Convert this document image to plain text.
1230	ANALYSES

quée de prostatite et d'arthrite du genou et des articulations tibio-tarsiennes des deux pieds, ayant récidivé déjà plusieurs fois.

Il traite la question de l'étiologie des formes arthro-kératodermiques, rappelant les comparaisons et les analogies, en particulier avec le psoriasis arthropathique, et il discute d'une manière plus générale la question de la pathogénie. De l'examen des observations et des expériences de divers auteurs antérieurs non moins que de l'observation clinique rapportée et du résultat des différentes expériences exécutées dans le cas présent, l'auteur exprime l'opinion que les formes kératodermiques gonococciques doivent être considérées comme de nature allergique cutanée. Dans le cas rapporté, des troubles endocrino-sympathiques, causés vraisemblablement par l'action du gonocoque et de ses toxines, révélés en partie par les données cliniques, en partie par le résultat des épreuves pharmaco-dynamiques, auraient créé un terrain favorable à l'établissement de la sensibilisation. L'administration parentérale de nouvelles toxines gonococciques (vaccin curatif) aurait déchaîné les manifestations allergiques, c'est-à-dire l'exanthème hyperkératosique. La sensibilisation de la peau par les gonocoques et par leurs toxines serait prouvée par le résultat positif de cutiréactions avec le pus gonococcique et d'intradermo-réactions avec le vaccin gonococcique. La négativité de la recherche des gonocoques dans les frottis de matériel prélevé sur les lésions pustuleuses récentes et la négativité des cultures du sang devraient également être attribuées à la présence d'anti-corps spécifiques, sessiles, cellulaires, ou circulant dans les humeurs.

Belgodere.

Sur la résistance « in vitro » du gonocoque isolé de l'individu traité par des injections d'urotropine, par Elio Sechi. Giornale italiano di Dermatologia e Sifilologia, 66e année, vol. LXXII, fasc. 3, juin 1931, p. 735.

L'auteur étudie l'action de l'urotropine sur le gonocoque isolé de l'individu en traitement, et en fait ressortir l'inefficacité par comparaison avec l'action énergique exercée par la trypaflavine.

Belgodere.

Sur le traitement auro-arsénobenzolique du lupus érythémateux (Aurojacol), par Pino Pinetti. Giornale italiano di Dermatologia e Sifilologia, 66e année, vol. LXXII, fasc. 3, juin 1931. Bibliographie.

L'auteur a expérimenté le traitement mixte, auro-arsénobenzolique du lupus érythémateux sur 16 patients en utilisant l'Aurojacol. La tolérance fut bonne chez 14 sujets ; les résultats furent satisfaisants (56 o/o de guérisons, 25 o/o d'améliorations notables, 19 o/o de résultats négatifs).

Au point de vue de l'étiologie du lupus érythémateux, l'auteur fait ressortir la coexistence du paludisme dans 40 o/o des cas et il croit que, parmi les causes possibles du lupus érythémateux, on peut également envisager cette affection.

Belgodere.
■ ■ ■
• **Task to complete**: Copy the records above exactly as written.

• **Response to this task**:
Convert this document image to plain text.
1230	ANALYSES

quée de prostatite et d'arthrite du genou et des articulations tibio-tarsiennes des deux pieds, ayant récidivé déjà plusieurs fois.

Il traite la question de l'étiologie des formes arthro-kératodermiques, rappelant les comparaisons et les analogies, en particulier avec le psoriasis arthropathique, et il discute d'une manière plus générale la question de la pathogénie. De l'examen des observations et des expériences de divers auteurs antérieurs non moins que de l'observation clinique rapportée et du résultat des différentes expériences exécutées dans le cas présent, l'auteur exprime l'opinion que les formes kératodermiques gonococciques doivent être considérées comme de nature allergique cutanée. Dans le cas rapporté, des troubles endocrino-sympathiques, causés vraisemblablement par l'action du gonocoque et de ses toxines, révélés en partie par les données cliniques, en partie par le résultat des épreuves pharmaco-dynamiques, auraient créé un terrain favorable à l'établissement de la sensibilisation. L'administration parentérale de nouvelles toxines gonococciques (vaccin curatif) aurait déchaîné les manifestations allergiques, c'est-à-dire l'exanthème hyperkératosique. La sensibilisation de la peau par les gonocoques et par leurs toxines serait prouvée par le résultat positif de cutiréactions avec le pus gonococcique et d'intradermo-réactions avec le vaccin gonococcique. La négativité de la recherche des gonocoques dans les frottis de matériel prélevé sur les lésions pustuleuses récentes et la négativité des cultures du sang devraient également être attribuées à la présence d'anti-corps spécifiques, sessiles, cellulaires, ou circulant dans les humeurs.

Belgodere.

Sur la résistance « in vitro » du gonocoque isolé de l'individu traité par des injections d'urotropine, par Elio Sechi. Giornale italiano di Dermatologia e Sifilologia, 66e année, vol. LXXII, fasc. 3, juin 1931, p. 735.

L'auteur étudie l'action de l'urotropine sur le gonocoque isolé de l'individu en traitement, et en fait ressortir l'inefficacité par comparaison avec l'action énergique exercée par la trypaflavine.

Belgodere.

Sur le traitement auro-arsénobenzolique du lupus érythémateux (Aurojacol), par Pino Pinetti. Giornale italiano di Dermatologia e Sifilologia, 66e année, vol. LXXII, fasc. 3, juin 1931. Bibliographie.

L'auteur a expérimenté le traitement mixte, auro-arsénobenzolique du lupus érythémateux sur 16 patients en utilisant l'Aurojacol. La tolérance fut bonne chez 14 sujets ; les résultats furent satisfaisants (56 o/o de guérisons, 25 o/o d'améliorations notables, 19 o/o de résultats négatifs).

Au point de vue de l'étiologie du lupus érythémateux, l'auteur fait ressortir la coexistence du paludisme dans 40 o/o des cas et il croit que, parmi les causes possibles du lupus érythémateux, on peut également envisager cette affection.

Belgodere.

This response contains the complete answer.